> YOUR OBJECTIVE
Go through the lines below. Copy those with "image".

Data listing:
◇ ◇ ◇ ◇ ◇ ◇ ◇

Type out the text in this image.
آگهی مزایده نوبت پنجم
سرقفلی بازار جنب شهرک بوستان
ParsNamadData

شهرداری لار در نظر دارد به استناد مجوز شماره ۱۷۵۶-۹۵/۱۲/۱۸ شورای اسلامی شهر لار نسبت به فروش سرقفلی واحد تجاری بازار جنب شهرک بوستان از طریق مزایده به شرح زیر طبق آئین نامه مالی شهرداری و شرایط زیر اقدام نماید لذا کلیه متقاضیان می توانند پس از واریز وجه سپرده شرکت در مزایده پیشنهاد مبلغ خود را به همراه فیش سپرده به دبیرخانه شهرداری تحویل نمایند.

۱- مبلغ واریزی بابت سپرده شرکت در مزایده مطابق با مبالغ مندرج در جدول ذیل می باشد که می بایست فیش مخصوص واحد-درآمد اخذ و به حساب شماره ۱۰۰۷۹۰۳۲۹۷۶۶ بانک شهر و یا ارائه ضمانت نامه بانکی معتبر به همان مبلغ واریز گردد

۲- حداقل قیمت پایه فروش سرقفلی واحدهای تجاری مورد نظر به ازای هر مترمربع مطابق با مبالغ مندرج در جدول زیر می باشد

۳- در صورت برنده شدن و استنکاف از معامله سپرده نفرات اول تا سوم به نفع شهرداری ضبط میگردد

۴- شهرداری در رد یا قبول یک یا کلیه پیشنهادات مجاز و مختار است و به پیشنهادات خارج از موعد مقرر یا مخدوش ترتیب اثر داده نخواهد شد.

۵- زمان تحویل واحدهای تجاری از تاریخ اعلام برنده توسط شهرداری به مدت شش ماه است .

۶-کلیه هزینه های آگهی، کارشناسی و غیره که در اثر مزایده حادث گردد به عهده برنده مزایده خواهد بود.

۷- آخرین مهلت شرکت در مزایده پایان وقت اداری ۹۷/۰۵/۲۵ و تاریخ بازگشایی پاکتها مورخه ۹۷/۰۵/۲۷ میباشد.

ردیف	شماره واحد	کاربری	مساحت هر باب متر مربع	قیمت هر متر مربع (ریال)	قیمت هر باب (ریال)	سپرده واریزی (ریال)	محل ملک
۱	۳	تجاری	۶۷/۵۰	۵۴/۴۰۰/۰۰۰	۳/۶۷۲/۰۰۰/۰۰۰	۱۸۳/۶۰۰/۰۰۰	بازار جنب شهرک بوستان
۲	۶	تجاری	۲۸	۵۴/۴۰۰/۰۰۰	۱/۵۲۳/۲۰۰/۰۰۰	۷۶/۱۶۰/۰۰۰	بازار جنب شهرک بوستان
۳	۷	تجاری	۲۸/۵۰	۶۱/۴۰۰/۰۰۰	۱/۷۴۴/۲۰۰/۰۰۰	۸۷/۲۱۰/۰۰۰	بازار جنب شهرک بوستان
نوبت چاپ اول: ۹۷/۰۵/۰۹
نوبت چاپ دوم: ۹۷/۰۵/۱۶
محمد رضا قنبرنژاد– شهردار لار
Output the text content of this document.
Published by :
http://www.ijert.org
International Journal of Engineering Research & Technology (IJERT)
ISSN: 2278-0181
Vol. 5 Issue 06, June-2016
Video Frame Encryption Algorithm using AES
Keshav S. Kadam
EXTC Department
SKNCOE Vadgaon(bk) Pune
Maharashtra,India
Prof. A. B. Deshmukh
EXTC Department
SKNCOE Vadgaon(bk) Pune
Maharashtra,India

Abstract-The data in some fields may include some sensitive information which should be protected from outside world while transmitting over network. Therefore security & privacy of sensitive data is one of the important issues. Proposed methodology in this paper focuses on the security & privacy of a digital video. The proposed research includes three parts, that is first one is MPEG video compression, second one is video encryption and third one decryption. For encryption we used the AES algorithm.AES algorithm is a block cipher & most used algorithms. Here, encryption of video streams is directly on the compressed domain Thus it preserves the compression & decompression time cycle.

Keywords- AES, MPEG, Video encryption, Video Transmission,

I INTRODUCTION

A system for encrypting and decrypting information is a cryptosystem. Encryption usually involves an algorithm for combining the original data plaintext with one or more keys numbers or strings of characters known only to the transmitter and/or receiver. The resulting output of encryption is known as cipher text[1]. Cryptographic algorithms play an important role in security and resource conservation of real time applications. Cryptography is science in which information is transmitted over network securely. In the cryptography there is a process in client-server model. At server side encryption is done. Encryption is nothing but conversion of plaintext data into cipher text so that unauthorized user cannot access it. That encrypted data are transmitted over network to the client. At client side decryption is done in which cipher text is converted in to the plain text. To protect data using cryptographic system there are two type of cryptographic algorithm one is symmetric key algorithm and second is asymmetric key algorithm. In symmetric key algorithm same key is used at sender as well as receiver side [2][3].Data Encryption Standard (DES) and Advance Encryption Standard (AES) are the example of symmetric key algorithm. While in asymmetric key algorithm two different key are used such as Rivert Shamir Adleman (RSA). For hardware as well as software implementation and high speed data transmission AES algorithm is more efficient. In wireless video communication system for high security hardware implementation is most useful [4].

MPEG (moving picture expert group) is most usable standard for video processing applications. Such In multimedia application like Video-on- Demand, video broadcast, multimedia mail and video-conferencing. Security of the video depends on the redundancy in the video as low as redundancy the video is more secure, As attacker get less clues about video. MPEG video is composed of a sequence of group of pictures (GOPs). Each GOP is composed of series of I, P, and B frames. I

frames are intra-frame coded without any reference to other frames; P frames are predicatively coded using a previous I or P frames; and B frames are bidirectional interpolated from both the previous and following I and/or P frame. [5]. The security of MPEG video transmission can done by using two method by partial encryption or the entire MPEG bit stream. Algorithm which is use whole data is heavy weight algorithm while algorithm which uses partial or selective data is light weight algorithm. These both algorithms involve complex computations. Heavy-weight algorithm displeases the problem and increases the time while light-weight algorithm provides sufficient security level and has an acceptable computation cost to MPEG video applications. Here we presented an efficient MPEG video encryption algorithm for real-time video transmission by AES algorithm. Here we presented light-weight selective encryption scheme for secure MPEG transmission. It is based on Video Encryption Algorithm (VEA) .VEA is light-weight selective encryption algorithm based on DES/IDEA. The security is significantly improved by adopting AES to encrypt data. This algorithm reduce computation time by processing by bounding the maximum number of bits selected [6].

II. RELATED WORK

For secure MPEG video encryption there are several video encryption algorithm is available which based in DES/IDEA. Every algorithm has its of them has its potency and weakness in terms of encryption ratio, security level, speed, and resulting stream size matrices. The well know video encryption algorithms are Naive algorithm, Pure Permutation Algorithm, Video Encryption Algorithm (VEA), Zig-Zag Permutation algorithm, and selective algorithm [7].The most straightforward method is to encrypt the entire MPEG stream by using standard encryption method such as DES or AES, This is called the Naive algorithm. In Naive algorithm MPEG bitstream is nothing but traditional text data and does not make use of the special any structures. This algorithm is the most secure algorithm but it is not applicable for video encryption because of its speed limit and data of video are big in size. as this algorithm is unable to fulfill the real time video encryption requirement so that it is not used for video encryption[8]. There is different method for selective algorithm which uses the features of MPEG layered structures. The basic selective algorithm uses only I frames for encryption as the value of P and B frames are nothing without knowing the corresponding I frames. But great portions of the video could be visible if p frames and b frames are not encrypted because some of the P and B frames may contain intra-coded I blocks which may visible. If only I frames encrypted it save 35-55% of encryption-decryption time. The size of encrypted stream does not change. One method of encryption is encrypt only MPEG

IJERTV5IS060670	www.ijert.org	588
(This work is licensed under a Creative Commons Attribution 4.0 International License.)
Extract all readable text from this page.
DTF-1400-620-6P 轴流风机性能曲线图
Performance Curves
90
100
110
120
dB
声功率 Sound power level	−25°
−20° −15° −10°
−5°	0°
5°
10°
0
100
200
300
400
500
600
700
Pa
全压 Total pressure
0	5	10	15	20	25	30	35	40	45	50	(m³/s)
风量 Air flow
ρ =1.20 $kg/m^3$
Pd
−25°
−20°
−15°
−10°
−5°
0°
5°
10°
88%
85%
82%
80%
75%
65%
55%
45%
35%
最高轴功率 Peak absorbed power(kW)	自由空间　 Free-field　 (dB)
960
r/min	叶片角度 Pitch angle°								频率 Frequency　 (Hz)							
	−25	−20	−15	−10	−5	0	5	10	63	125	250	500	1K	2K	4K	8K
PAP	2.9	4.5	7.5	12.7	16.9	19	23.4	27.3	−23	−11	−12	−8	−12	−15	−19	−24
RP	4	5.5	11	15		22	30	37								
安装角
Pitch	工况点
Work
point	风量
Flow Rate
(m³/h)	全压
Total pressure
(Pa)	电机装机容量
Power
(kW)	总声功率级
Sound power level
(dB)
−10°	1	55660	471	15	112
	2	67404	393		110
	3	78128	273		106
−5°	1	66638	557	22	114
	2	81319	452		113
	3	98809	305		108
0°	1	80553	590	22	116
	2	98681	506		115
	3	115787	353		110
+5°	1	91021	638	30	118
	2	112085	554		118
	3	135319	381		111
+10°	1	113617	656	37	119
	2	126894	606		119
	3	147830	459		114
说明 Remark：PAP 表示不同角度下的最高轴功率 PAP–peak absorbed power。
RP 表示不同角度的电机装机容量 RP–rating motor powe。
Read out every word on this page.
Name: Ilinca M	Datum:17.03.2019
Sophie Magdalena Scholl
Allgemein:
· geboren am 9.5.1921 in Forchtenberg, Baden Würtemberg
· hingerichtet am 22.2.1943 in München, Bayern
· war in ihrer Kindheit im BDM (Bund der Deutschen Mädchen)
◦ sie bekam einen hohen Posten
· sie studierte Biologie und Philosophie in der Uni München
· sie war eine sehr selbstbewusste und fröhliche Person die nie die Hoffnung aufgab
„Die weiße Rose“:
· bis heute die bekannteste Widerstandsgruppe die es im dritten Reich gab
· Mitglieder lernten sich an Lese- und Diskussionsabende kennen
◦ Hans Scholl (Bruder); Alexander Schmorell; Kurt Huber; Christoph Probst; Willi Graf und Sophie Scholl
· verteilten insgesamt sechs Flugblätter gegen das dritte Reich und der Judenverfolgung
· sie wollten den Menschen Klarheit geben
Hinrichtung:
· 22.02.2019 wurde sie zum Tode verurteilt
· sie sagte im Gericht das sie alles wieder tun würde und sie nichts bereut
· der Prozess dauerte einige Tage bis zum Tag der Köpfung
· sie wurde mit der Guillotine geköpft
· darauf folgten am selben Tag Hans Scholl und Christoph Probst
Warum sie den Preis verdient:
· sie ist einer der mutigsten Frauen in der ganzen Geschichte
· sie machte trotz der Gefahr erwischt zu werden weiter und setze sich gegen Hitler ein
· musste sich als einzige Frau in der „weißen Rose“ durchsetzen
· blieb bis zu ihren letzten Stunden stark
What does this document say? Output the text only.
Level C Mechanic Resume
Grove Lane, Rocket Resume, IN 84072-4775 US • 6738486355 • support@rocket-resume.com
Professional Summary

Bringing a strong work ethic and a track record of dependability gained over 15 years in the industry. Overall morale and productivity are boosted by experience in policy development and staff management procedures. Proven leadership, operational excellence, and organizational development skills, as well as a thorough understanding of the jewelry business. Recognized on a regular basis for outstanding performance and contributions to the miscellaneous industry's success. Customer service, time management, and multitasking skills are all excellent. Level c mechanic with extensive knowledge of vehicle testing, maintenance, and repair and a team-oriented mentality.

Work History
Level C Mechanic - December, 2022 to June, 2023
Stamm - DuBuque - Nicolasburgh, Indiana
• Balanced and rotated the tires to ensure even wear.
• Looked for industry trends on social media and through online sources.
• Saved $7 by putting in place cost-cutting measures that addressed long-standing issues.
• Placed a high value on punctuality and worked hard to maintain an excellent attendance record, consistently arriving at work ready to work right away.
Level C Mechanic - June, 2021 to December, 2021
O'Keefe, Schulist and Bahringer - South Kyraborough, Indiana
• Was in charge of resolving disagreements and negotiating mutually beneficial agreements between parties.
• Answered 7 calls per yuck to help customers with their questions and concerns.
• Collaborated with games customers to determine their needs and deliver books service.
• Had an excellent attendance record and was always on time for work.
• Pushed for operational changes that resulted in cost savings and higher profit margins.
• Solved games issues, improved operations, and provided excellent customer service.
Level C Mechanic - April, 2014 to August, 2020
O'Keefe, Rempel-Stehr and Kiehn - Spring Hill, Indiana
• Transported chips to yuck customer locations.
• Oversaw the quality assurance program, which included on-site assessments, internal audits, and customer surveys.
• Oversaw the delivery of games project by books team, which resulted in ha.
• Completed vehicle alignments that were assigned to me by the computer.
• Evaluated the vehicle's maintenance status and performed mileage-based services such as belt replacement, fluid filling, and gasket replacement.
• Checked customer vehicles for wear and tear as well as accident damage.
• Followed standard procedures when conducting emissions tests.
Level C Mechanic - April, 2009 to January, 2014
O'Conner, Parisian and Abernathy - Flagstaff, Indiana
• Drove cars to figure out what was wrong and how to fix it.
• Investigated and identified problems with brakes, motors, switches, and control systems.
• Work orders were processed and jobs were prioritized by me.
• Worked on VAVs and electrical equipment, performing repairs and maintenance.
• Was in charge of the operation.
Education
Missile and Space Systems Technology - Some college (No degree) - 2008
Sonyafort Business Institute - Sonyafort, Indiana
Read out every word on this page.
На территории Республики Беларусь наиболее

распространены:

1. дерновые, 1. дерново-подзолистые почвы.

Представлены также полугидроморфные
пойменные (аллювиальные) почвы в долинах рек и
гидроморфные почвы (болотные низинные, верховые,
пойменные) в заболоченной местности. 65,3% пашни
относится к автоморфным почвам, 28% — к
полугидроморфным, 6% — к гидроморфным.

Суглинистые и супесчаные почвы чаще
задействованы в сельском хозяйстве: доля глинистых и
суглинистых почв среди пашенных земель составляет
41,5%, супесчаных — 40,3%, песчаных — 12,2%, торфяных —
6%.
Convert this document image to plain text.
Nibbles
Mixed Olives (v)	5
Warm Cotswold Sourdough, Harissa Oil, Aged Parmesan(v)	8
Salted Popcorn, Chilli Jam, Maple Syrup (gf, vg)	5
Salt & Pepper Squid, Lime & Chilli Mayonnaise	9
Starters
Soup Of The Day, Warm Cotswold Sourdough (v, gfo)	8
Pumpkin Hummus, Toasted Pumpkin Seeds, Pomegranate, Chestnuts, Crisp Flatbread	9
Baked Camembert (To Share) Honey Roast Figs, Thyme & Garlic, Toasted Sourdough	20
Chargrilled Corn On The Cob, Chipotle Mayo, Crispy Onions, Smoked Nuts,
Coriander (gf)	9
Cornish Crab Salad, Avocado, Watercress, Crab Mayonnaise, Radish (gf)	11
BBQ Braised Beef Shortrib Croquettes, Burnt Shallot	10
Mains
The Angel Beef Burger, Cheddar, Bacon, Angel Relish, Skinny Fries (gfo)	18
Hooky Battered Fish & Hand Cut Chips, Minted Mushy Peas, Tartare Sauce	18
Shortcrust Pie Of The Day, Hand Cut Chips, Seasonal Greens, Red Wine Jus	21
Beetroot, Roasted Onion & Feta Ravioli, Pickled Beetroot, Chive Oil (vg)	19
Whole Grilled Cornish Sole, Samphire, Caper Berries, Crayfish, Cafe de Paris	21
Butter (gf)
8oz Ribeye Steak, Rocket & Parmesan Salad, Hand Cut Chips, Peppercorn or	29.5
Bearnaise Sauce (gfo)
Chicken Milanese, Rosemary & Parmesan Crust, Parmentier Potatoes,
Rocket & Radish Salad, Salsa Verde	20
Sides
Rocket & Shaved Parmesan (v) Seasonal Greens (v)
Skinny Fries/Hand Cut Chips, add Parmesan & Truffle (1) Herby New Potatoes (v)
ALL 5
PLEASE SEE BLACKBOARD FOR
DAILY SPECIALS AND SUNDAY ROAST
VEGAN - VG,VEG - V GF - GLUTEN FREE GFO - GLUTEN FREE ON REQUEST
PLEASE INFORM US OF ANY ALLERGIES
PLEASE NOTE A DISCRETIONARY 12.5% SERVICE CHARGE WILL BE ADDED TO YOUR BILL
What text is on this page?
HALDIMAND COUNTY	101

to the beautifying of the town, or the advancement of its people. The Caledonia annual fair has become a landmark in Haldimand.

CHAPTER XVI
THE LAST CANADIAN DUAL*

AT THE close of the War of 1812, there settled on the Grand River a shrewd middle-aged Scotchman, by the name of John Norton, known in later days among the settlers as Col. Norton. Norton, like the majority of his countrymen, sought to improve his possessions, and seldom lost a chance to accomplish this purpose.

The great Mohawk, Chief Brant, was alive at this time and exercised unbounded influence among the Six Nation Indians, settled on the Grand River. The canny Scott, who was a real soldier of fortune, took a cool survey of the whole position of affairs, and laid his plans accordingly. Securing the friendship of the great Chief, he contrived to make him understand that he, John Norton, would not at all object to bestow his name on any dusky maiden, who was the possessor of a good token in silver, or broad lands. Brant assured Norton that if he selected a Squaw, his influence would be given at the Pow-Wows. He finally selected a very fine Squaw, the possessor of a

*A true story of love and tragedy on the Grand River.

◇ ◇ ◇ ◇ ◇ ◇ ◇

> SOLVED EXERCISE
Type out the text in this image.
Convert this document image to plain text.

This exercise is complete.